▶ [Task details]: Select from the records below every line that has the word "VTSH" in it.

▶ [Data shown]:
* begin *
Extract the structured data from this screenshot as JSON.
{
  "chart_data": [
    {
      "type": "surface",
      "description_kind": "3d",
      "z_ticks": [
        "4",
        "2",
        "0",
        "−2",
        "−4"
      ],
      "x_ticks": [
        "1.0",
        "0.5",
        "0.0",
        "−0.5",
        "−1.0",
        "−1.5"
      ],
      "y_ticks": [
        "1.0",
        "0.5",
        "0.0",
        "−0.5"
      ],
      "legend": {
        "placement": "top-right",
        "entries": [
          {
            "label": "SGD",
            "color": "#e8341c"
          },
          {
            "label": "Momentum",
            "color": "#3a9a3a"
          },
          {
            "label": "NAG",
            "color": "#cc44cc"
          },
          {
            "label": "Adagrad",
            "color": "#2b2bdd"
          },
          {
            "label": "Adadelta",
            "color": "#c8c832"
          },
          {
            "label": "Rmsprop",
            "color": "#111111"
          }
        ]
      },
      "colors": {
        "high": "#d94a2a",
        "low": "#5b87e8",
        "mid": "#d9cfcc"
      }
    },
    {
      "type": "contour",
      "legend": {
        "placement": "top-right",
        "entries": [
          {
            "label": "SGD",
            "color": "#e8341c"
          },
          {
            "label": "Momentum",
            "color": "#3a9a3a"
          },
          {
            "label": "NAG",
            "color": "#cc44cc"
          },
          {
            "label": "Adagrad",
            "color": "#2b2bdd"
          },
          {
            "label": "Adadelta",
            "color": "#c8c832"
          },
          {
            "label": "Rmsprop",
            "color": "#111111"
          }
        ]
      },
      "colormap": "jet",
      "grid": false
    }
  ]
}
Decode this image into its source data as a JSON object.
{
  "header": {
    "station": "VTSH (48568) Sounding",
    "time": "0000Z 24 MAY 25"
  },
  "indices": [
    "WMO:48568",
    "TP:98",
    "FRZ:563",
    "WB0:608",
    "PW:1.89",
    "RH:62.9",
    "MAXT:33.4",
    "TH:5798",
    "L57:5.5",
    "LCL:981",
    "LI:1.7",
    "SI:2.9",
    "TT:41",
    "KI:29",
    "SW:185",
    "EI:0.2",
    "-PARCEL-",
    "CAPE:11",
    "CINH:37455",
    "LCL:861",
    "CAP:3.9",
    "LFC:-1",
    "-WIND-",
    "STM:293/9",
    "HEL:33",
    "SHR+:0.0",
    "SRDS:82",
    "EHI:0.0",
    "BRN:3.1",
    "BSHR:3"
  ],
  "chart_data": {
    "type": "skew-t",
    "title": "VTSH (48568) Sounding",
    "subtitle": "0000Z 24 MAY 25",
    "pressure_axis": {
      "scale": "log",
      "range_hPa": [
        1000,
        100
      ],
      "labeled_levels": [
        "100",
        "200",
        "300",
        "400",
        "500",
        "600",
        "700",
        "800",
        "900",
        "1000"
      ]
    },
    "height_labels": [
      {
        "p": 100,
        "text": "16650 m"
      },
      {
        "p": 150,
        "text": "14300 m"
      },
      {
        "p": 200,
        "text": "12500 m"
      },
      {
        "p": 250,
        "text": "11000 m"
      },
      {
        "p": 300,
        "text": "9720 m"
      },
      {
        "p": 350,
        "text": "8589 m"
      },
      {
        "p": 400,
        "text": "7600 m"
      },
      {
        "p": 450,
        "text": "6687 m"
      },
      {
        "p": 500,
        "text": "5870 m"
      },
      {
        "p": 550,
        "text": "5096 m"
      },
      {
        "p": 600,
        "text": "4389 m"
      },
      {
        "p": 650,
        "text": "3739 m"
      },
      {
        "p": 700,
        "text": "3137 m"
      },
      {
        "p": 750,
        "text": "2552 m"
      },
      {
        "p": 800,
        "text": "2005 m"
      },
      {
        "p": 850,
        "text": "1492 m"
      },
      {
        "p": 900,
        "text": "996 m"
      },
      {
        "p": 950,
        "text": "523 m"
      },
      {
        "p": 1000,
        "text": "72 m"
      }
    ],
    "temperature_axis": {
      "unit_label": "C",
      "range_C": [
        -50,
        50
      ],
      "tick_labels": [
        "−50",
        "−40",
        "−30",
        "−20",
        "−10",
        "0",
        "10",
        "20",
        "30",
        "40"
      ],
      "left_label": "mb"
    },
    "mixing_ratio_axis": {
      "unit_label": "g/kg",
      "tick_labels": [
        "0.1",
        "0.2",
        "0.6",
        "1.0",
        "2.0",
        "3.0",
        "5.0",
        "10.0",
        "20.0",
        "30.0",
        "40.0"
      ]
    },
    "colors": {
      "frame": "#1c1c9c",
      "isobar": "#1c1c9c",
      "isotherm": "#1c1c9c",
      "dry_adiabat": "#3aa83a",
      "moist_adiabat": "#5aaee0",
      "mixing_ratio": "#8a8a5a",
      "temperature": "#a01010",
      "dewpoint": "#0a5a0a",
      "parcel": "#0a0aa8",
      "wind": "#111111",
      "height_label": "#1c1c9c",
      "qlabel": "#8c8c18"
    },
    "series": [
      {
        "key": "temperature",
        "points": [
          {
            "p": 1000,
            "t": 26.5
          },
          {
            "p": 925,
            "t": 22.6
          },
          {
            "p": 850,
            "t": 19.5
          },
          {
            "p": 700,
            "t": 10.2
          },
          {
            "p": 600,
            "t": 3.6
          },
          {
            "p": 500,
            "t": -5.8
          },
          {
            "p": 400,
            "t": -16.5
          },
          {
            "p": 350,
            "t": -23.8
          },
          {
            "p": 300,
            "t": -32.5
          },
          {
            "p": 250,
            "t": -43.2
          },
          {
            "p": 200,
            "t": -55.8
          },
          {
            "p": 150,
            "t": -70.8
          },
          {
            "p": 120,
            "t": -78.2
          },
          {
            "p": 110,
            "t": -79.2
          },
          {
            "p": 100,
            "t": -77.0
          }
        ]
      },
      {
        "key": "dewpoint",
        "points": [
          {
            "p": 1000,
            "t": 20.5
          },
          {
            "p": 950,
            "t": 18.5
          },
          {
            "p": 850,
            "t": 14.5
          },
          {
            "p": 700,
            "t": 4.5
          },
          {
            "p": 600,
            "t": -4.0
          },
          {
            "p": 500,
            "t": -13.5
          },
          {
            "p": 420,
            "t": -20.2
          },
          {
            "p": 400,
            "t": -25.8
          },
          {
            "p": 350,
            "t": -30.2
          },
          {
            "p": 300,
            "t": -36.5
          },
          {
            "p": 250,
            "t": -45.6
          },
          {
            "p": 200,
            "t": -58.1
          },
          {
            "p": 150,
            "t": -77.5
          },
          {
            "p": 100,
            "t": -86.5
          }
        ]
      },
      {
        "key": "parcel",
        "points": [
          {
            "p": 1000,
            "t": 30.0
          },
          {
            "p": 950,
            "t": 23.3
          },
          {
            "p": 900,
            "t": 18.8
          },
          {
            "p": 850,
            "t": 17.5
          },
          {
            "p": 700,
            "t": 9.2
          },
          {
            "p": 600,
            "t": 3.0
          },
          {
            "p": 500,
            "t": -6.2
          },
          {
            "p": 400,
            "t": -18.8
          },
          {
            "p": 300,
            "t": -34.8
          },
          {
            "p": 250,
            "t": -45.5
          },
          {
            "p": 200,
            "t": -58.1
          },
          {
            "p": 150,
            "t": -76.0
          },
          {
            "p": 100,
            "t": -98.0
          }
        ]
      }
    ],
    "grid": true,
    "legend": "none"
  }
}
* end *
▶ [Response for this exercise]:
    "station": "VTSH (48568) Sounding",
    "title": "VTSH (48568) Sounding",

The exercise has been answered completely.